───── STORED RECORDS ─────

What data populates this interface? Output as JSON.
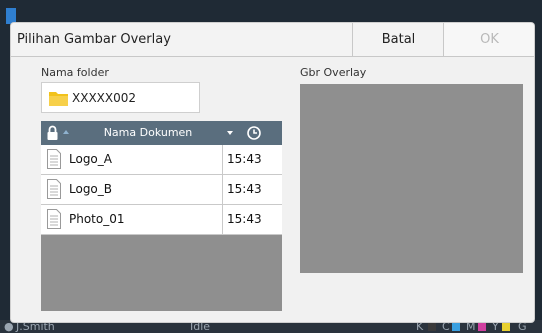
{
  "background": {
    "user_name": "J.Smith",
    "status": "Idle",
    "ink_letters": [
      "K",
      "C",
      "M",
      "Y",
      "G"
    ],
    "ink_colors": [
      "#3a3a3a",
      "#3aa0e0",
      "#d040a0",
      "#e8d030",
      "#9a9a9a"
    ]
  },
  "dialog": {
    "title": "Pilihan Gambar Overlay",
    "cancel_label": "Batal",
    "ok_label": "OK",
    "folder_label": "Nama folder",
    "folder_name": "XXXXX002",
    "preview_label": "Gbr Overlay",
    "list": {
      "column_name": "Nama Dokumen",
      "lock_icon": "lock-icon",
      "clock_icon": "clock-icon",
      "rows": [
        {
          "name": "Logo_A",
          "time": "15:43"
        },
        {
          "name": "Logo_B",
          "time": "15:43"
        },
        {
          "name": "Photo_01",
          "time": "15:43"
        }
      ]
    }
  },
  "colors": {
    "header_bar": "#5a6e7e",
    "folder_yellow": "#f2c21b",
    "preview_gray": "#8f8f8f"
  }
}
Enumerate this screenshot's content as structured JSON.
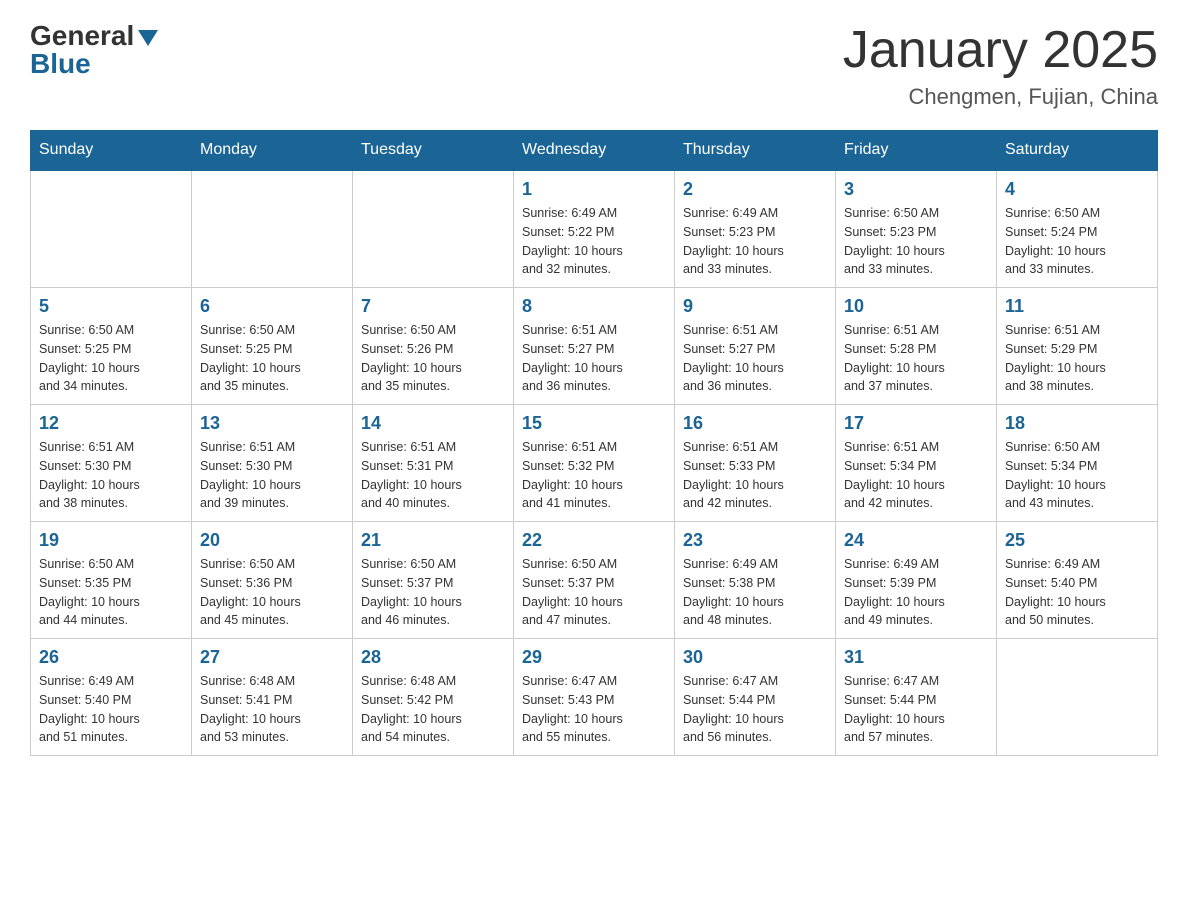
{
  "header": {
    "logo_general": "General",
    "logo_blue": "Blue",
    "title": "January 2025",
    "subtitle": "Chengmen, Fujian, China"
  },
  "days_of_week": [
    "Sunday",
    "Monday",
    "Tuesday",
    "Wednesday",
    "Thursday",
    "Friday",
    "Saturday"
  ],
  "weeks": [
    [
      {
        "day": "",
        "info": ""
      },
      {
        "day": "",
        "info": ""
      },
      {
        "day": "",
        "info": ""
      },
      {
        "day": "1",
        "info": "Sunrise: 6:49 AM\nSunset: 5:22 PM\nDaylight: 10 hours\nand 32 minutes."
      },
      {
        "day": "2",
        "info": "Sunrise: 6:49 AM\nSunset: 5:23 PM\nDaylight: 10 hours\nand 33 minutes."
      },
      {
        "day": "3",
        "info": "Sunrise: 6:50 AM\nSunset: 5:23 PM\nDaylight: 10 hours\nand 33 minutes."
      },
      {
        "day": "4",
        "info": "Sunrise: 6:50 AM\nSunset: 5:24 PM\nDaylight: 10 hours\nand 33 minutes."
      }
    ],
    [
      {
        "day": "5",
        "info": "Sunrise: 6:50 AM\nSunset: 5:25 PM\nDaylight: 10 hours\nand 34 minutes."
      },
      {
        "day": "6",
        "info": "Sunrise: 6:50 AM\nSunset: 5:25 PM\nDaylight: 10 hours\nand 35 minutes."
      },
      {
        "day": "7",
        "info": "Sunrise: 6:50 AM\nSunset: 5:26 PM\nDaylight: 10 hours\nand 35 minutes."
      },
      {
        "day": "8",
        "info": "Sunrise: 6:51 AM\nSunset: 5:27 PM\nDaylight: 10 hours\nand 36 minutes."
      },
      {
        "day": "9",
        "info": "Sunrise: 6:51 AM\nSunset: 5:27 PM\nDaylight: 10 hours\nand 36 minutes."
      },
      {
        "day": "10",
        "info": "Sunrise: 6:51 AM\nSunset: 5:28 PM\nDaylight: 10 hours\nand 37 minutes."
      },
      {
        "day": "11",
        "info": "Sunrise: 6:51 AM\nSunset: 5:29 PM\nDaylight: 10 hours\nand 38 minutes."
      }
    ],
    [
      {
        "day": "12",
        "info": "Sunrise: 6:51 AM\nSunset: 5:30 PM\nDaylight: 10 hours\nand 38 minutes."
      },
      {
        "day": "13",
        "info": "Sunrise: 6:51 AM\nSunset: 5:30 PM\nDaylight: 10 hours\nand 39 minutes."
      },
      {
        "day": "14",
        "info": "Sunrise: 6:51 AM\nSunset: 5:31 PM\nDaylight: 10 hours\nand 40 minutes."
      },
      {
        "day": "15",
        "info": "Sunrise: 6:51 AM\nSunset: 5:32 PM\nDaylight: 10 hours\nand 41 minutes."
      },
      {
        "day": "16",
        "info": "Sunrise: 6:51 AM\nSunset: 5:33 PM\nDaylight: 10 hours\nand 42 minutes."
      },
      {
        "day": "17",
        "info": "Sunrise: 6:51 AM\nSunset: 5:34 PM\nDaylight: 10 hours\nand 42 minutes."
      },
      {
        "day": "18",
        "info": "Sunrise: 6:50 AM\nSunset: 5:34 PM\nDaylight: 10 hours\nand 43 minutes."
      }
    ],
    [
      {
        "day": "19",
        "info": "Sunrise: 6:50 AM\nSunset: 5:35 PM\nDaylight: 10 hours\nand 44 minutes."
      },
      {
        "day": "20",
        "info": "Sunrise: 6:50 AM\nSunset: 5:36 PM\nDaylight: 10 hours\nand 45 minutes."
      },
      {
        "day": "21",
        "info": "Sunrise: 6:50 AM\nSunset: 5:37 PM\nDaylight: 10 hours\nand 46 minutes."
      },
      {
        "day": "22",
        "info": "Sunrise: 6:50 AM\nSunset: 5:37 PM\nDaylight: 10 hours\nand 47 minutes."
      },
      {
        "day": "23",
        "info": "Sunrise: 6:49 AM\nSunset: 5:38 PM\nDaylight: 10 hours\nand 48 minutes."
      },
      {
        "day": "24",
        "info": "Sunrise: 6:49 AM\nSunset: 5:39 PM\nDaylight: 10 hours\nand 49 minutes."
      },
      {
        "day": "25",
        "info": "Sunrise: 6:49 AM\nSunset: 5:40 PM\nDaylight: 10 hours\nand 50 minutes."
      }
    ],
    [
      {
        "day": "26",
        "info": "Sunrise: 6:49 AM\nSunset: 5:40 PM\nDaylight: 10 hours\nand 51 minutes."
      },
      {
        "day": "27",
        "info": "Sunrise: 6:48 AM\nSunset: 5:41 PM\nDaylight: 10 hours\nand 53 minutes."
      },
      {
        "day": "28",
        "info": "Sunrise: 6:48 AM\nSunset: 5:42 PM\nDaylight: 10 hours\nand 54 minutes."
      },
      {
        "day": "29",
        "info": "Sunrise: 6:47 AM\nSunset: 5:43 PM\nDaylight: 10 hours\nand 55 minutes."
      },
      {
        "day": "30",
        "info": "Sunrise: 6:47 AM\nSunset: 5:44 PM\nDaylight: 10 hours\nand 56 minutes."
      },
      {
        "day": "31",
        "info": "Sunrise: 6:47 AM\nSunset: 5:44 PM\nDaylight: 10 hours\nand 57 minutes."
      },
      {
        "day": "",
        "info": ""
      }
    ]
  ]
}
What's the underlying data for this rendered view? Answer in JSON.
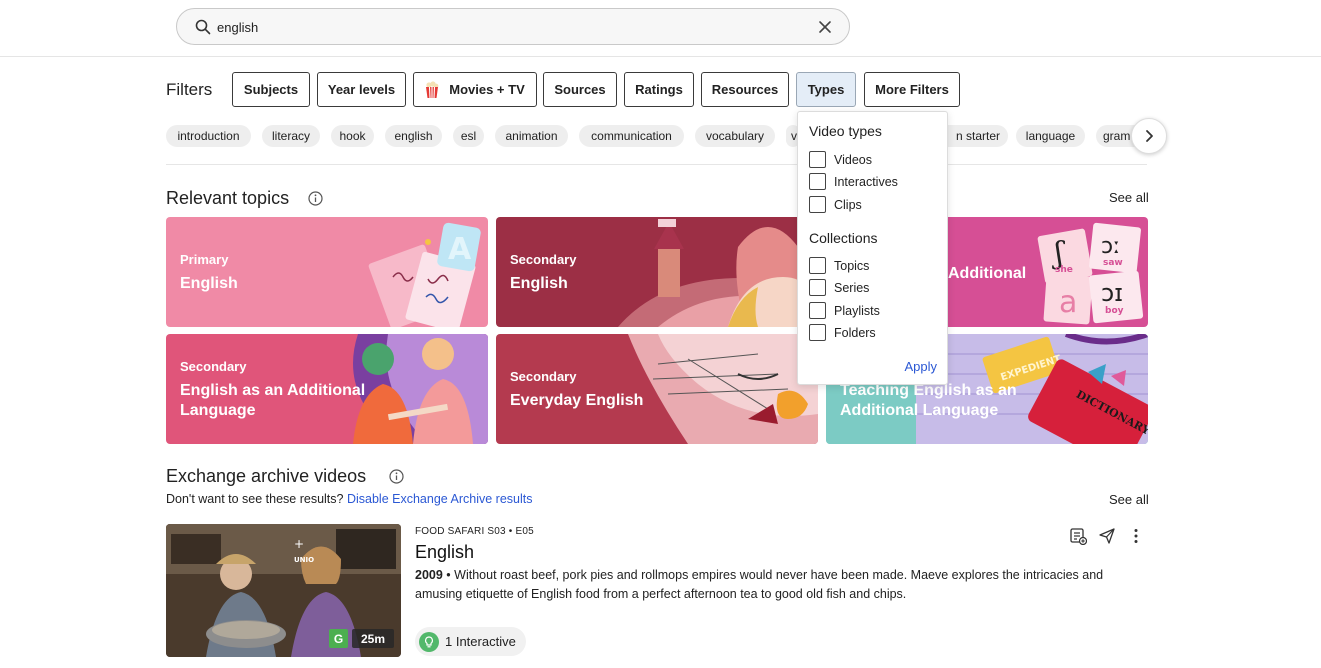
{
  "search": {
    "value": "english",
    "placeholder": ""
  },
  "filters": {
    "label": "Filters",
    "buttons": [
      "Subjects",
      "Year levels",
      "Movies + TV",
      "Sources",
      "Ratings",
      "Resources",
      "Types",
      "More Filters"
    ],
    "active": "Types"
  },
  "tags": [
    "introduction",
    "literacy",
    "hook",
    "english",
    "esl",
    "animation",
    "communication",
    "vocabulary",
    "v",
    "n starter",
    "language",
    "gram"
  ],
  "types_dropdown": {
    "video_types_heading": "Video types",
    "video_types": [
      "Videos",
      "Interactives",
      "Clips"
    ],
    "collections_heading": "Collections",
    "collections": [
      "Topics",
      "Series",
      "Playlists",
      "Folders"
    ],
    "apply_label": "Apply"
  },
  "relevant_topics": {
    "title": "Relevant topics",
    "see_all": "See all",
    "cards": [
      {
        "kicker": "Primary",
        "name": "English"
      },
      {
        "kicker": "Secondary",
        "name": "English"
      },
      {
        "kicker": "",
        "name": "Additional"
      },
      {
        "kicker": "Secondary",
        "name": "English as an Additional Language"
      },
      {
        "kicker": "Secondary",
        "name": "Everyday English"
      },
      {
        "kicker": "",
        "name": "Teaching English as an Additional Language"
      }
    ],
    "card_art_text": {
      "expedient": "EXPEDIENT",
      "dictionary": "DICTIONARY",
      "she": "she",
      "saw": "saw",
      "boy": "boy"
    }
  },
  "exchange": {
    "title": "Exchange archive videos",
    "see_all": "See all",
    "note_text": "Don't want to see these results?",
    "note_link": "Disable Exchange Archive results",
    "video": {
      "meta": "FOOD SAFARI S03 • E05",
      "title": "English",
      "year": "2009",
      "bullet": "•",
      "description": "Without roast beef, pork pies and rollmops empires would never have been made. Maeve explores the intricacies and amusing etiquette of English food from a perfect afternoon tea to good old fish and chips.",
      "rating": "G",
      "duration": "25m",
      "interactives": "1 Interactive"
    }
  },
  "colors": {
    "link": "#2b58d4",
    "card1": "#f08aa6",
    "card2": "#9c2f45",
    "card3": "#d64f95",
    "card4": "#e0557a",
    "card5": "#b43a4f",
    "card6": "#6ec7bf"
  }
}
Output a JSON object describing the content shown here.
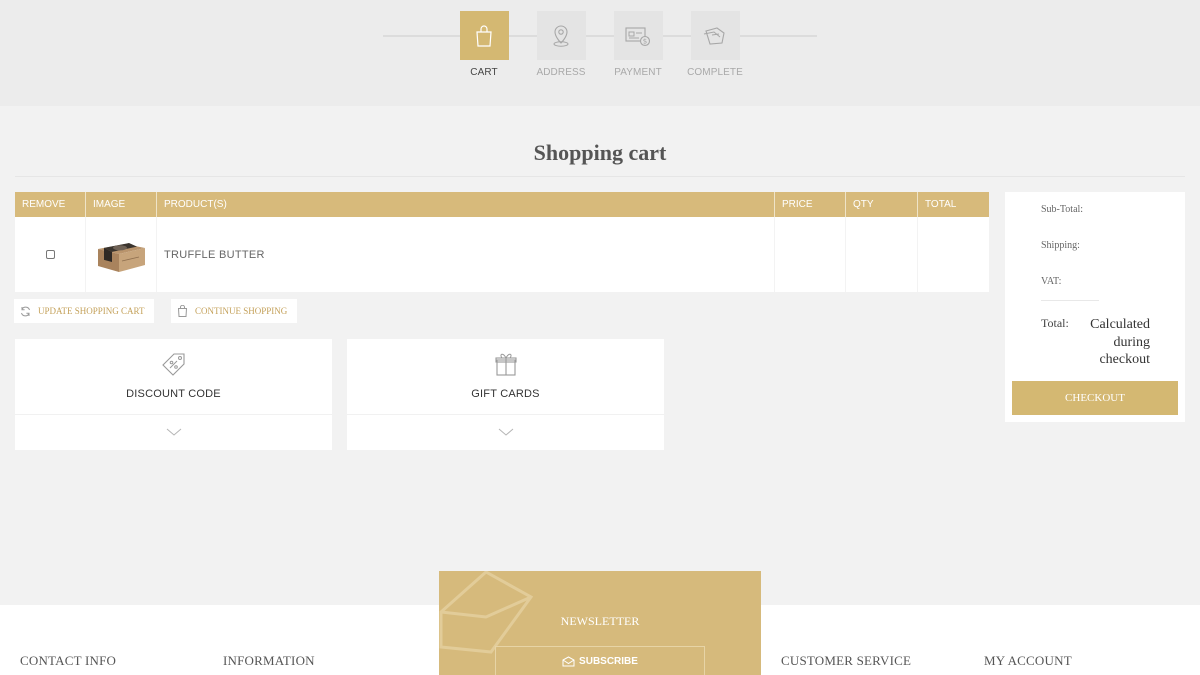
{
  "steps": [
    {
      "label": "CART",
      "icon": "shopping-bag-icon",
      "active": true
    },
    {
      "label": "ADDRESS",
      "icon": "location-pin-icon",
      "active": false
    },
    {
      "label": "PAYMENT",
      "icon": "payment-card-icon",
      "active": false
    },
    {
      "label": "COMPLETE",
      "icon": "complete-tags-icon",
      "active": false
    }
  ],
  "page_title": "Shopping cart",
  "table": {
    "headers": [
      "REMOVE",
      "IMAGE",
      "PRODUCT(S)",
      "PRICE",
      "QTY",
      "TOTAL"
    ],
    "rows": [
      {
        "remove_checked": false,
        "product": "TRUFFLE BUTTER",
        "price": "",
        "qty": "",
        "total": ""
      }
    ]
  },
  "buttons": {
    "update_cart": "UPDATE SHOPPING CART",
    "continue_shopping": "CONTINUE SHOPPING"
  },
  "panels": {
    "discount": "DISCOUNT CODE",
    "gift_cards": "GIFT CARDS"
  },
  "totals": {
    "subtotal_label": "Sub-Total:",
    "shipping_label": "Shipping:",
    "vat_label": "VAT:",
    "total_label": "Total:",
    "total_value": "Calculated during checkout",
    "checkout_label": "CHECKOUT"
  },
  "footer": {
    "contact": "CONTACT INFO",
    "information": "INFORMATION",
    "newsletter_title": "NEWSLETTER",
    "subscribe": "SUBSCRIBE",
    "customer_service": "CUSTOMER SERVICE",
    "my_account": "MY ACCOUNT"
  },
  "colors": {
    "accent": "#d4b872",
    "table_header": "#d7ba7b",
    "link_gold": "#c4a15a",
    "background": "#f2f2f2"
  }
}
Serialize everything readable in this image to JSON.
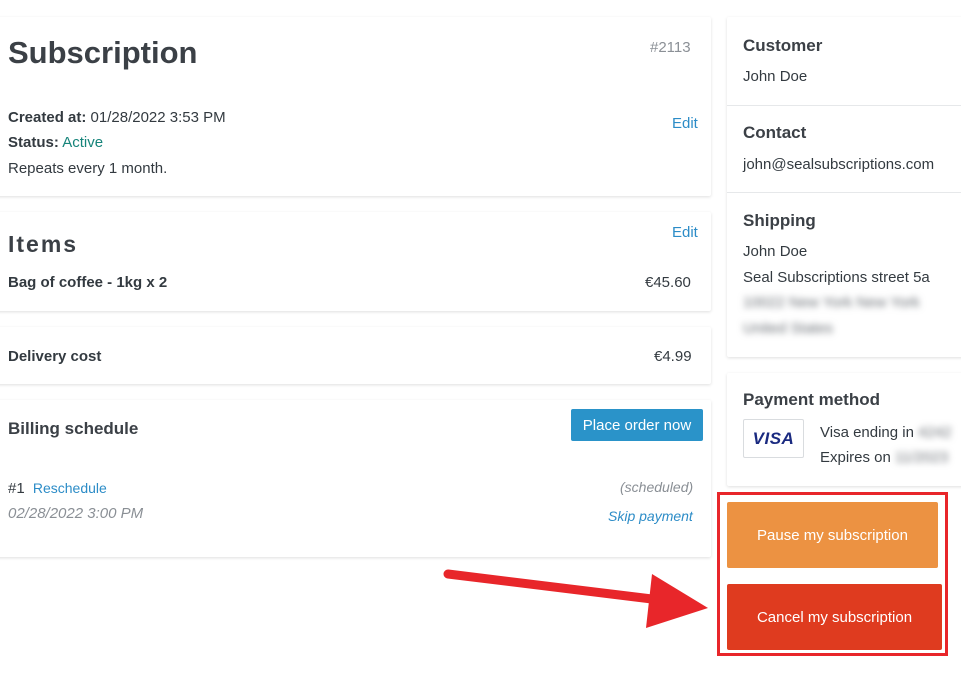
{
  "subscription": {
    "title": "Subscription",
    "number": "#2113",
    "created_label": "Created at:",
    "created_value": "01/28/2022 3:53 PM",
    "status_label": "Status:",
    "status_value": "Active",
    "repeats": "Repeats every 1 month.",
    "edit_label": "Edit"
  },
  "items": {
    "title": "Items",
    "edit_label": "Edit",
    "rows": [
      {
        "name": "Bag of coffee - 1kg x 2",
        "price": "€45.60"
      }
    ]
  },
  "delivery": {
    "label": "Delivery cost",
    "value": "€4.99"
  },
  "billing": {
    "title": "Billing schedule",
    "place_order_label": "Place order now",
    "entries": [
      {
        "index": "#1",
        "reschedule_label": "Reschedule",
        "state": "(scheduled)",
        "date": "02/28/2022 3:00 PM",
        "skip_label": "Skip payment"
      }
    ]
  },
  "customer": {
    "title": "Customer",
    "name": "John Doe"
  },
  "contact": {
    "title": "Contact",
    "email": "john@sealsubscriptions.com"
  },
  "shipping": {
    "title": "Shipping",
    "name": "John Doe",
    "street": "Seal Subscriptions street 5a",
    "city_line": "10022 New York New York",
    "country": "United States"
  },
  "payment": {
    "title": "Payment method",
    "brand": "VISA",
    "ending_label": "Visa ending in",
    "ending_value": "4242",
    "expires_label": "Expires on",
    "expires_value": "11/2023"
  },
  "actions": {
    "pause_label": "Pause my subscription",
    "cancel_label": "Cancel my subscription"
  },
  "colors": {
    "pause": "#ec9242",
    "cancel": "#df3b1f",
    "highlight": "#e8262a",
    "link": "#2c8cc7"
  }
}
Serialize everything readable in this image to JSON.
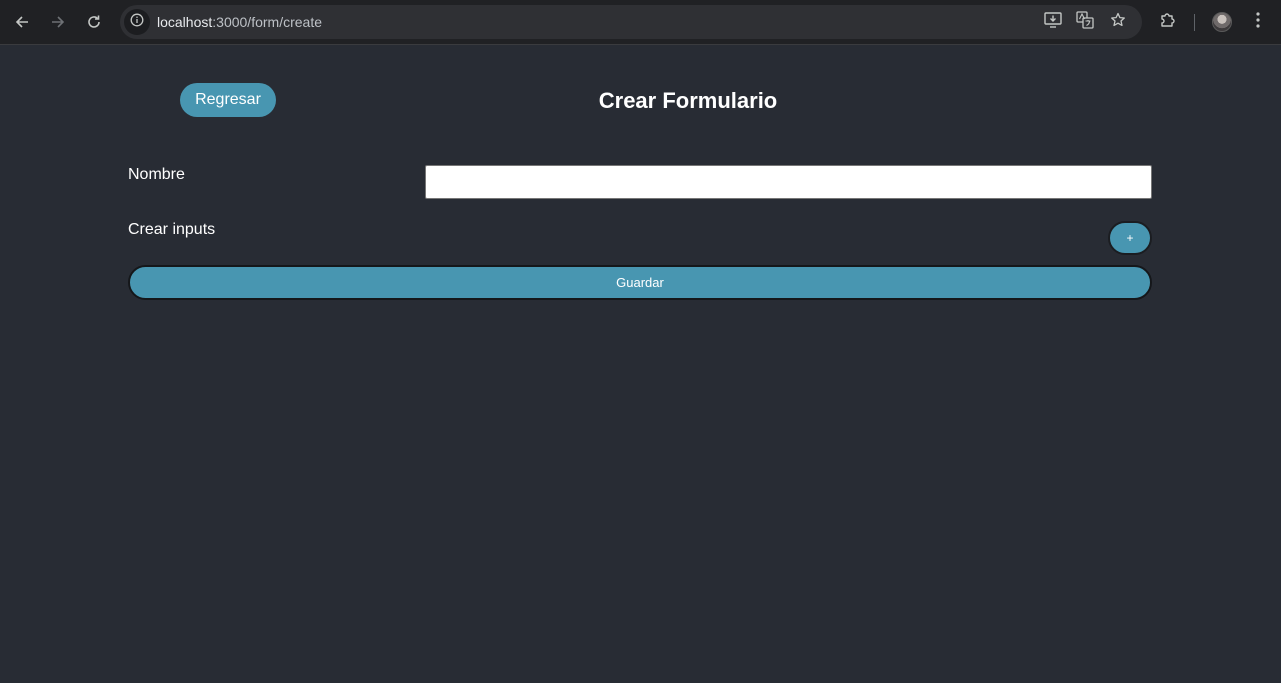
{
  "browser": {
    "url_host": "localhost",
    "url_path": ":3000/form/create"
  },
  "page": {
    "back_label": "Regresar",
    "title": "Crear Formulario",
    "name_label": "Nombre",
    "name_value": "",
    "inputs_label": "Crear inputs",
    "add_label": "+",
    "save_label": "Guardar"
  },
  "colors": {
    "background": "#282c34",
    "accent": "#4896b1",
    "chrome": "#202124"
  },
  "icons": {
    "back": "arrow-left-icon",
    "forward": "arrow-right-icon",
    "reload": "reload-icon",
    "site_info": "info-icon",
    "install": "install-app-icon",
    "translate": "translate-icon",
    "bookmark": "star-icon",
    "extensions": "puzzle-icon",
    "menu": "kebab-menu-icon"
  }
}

─────

» GIVEN TASK
Find every line in the records above that holds the word "data", and copy each one.

» COMPLETED EXERCISE
What data populates this interface? Output as JSON.
What's the underlying data for this rendered view? Answer in JSON.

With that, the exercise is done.